- Problem to work on: Copy whichever lines contain the string "Quartile".

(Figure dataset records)
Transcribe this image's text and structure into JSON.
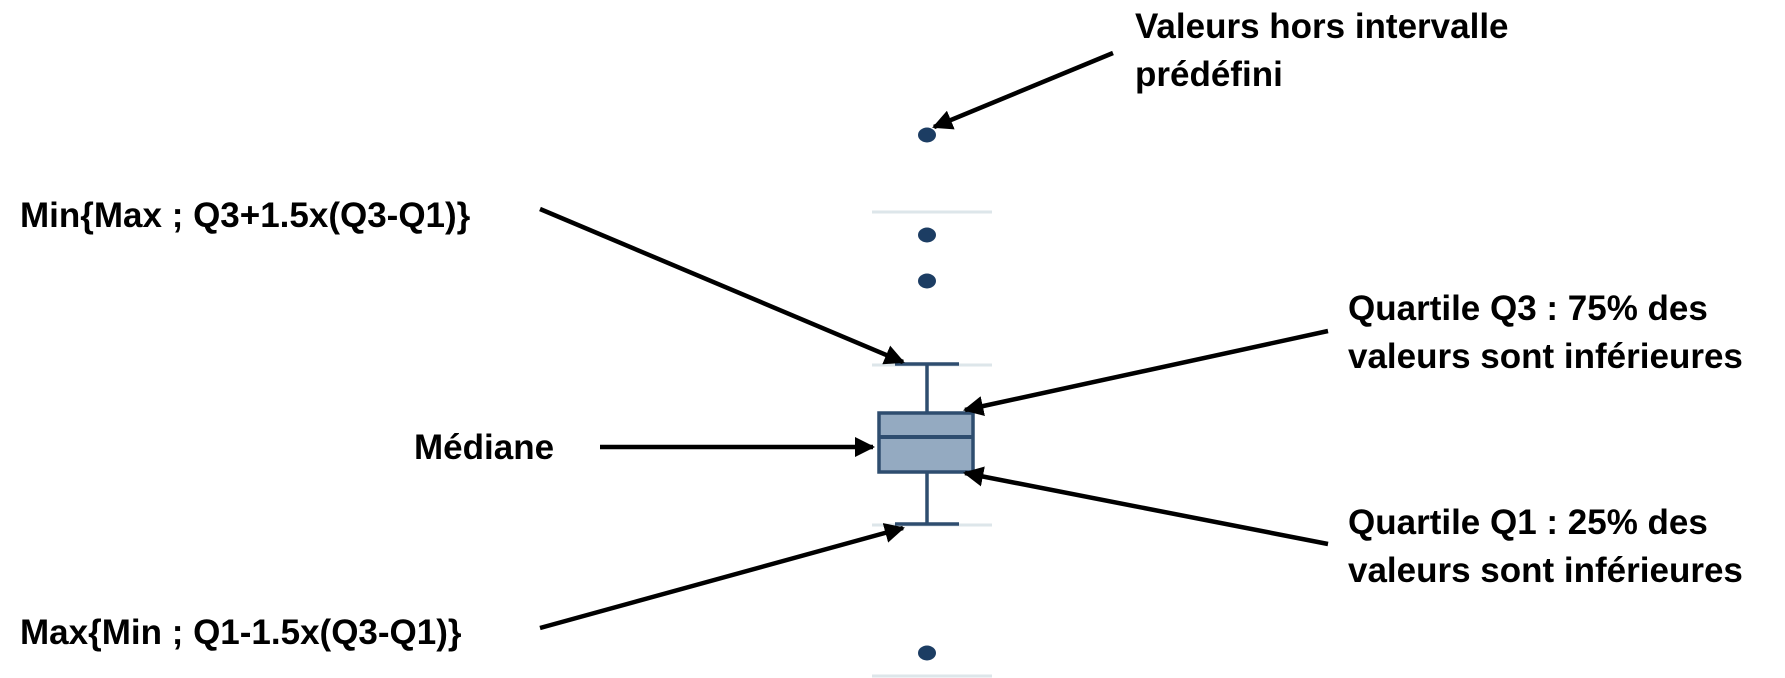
{
  "labels": {
    "outliers": [
      "Valeurs hors intervalle",
      "prédéfini"
    ],
    "upper_whisker": "Min{Max ; Q3+1.5x(Q3-Q1)}",
    "median": "Médiane",
    "q3": [
      "Quartile Q3 : 75% des",
      "valeurs sont inférieures"
    ],
    "q1": [
      "Quartile Q1 : 25% des",
      "valeurs sont inférieures"
    ],
    "lower_whisker": "Max{Min ; Q1-1.5x(Q3-Q1)}"
  },
  "colors": {
    "box_fill": "#94aac1",
    "box_stroke": "#2e4d6f",
    "outlier": "#1c3d63",
    "guide": "#dde6ea",
    "arrow": "#000000"
  }
}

- Task result:
      "Quartile Q3 : 75% des",
      "Quartile Q1 : 25% des",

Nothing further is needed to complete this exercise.